- _What is required_: Reproduce the listing below exactly. Pictures do not belong in the copy.

- _Task data_:
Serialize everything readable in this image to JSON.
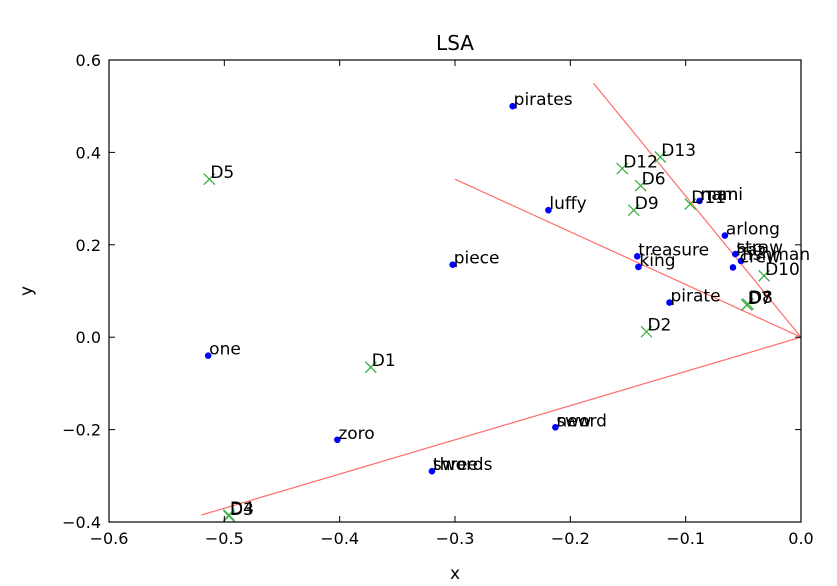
{
  "chart_data": {
    "type": "scatter",
    "title": "LSA",
    "xlabel": "x",
    "ylabel": "y",
    "xlim": [
      -0.6,
      0.0
    ],
    "ylim": [
      -0.4,
      0.6
    ],
    "x_ticks": [
      -0.6,
      -0.5,
      -0.4,
      -0.3,
      -0.2,
      -0.1,
      0.0
    ],
    "y_ticks": [
      -0.4,
      -0.2,
      0.0,
      0.2,
      0.4,
      0.6
    ],
    "x_tick_labels": [
      "−0.6",
      "−0.5",
      "−0.4",
      "−0.3",
      "−0.2",
      "−0.1",
      "0.0"
    ],
    "y_tick_labels": [
      "−0.4",
      "−0.2",
      "0.0",
      "0.2",
      "0.4",
      "0.6"
    ],
    "grid": false,
    "colors": {
      "words": "#0000ff",
      "documents": "#3cb043",
      "rays": "#ff6b6b"
    },
    "words": [
      {
        "label": "pirates",
        "x": -0.25,
        "y": 0.5
      },
      {
        "label": "nami",
        "x": -0.088,
        "y": 0.295
      },
      {
        "label": "luffy",
        "x": -0.219,
        "y": 0.275
      },
      {
        "label": "arlong",
        "x": -0.066,
        "y": 0.22
      },
      {
        "label": "treasure",
        "x": -0.142,
        "y": 0.175
      },
      {
        "label": "king",
        "x": -0.141,
        "y": 0.152
      },
      {
        "label": "piece",
        "x": -0.302,
        "y": 0.157
      },
      {
        "label": "pirate",
        "x": -0.114,
        "y": 0.075
      },
      {
        "label": "one",
        "x": -0.514,
        "y": -0.04
      },
      {
        "label": "zoro",
        "x": -0.402,
        "y": -0.222
      },
      {
        "label": "sword",
        "x": -0.213,
        "y": -0.195
      },
      {
        "label": "swords",
        "x": -0.32,
        "y": -0.29
      }
    ],
    "word_overlap_labels": [
      {
        "label": "man",
        "x": -0.088,
        "y": 0.295
      },
      {
        "label": "straw",
        "x": -0.057,
        "y": 0.18
      },
      {
        "label": "hat",
        "x": -0.057,
        "y": 0.175
      },
      {
        "label": "crew",
        "x": -0.054,
        "y": 0.16
      },
      {
        "label": "fishman",
        "x": -0.052,
        "y": 0.165
      },
      {
        "label": "new",
        "x": -0.213,
        "y": -0.195
      },
      {
        "label": "three",
        "x": -0.32,
        "y": -0.29
      }
    ],
    "word_extra_points": [
      {
        "x": -0.057,
        "y": 0.18
      },
      {
        "x": -0.052,
        "y": 0.165
      },
      {
        "x": -0.059,
        "y": 0.151
      }
    ],
    "documents": [
      {
        "label": "D1",
        "x": -0.373,
        "y": -0.065
      },
      {
        "label": "D2",
        "x": -0.134,
        "y": 0.012
      },
      {
        "label": "D3",
        "x": -0.496,
        "y": -0.387
      },
      {
        "label": "D4",
        "x": -0.496,
        "y": -0.385
      },
      {
        "label": "D5",
        "x": -0.513,
        "y": 0.342
      },
      {
        "label": "D6",
        "x": -0.139,
        "y": 0.328
      },
      {
        "label": "D7",
        "x": -0.047,
        "y": 0.07
      },
      {
        "label": "D8",
        "x": -0.046,
        "y": 0.072
      },
      {
        "label": "D9",
        "x": -0.145,
        "y": 0.275
      },
      {
        "label": "D10",
        "x": -0.032,
        "y": 0.133
      },
      {
        "label": "D11",
        "x": -0.096,
        "y": 0.288
      },
      {
        "label": "D12",
        "x": -0.155,
        "y": 0.365
      },
      {
        "label": "D13",
        "x": -0.122,
        "y": 0.39
      }
    ],
    "rays": [
      {
        "x": -0.18,
        "y": 0.55
      },
      {
        "x": -0.3,
        "y": 0.342
      },
      {
        "x": -0.52,
        "y": -0.385
      }
    ]
  }
}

- _Worked solution_:
Serialize everything readable in this image to JSON.
{
  "chart_data": {
    "type": "scatter",
    "title": "LSA",
    "xlabel": "x",
    "ylabel": "y",
    "xlim": [
      -0.6,
      0.0
    ],
    "ylim": [
      -0.4,
      0.6
    ],
    "x_ticks": [
      -0.6,
      -0.5,
      -0.4,
      -0.3,
      -0.2,
      -0.1,
      0.0
    ],
    "y_ticks": [
      -0.4,
      -0.2,
      0.0,
      0.2,
      0.4,
      0.6
    ],
    "x_tick_labels": [
      "−0.6",
      "−0.5",
      "−0.4",
      "−0.3",
      "−0.2",
      "−0.1",
      "0.0"
    ],
    "y_tick_labels": [
      "−0.4",
      "−0.2",
      "0.0",
      "0.2",
      "0.4",
      "0.6"
    ],
    "grid": false,
    "colors": {
      "words": "#0000ff",
      "documents": "#3cb043",
      "rays": "#ff6b6b"
    },
    "words": [
      {
        "label": "pirates",
        "x": -0.25,
        "y": 0.5
      },
      {
        "label": "nami",
        "x": -0.088,
        "y": 0.295
      },
      {
        "label": "luffy",
        "x": -0.219,
        "y": 0.275
      },
      {
        "label": "arlong",
        "x": -0.066,
        "y": 0.22
      },
      {
        "label": "treasure",
        "x": -0.142,
        "y": 0.175
      },
      {
        "label": "king",
        "x": -0.141,
        "y": 0.152
      },
      {
        "label": "piece",
        "x": -0.302,
        "y": 0.157
      },
      {
        "label": "pirate",
        "x": -0.114,
        "y": 0.075
      },
      {
        "label": "one",
        "x": -0.514,
        "y": -0.04
      },
      {
        "label": "zoro",
        "x": -0.402,
        "y": -0.222
      },
      {
        "label": "sword",
        "x": -0.213,
        "y": -0.195
      },
      {
        "label": "swords",
        "x": -0.32,
        "y": -0.29
      }
    ],
    "word_overlap_labels": [
      {
        "label": "man",
        "x": -0.088,
        "y": 0.295
      },
      {
        "label": "straw",
        "x": -0.057,
        "y": 0.18
      },
      {
        "label": "hat",
        "x": -0.057,
        "y": 0.175
      },
      {
        "label": "crew",
        "x": -0.054,
        "y": 0.16
      },
      {
        "label": "fishman",
        "x": -0.052,
        "y": 0.165
      },
      {
        "label": "new",
        "x": -0.213,
        "y": -0.195
      },
      {
        "label": "three",
        "x": -0.32,
        "y": -0.29
      }
    ],
    "word_extra_points": [
      {
        "x": -0.057,
        "y": 0.18
      },
      {
        "x": -0.052,
        "y": 0.165
      },
      {
        "x": -0.059,
        "y": 0.151
      }
    ],
    "documents": [
      {
        "label": "D1",
        "x": -0.373,
        "y": -0.065
      },
      {
        "label": "D2",
        "x": -0.134,
        "y": 0.012
      },
      {
        "label": "D3",
        "x": -0.496,
        "y": -0.387
      },
      {
        "label": "D4",
        "x": -0.496,
        "y": -0.385
      },
      {
        "label": "D5",
        "x": -0.513,
        "y": 0.342
      },
      {
        "label": "D6",
        "x": -0.139,
        "y": 0.328
      },
      {
        "label": "D7",
        "x": -0.047,
        "y": 0.07
      },
      {
        "label": "D8",
        "x": -0.046,
        "y": 0.072
      },
      {
        "label": "D9",
        "x": -0.145,
        "y": 0.275
      },
      {
        "label": "D10",
        "x": -0.032,
        "y": 0.133
      },
      {
        "label": "D11",
        "x": -0.096,
        "y": 0.288
      },
      {
        "label": "D12",
        "x": -0.155,
        "y": 0.365
      },
      {
        "label": "D13",
        "x": -0.122,
        "y": 0.39
      }
    ],
    "rays": [
      {
        "x": -0.18,
        "y": 0.55
      },
      {
        "x": -0.3,
        "y": 0.342
      },
      {
        "x": -0.52,
        "y": -0.385
      }
    ]
  }
}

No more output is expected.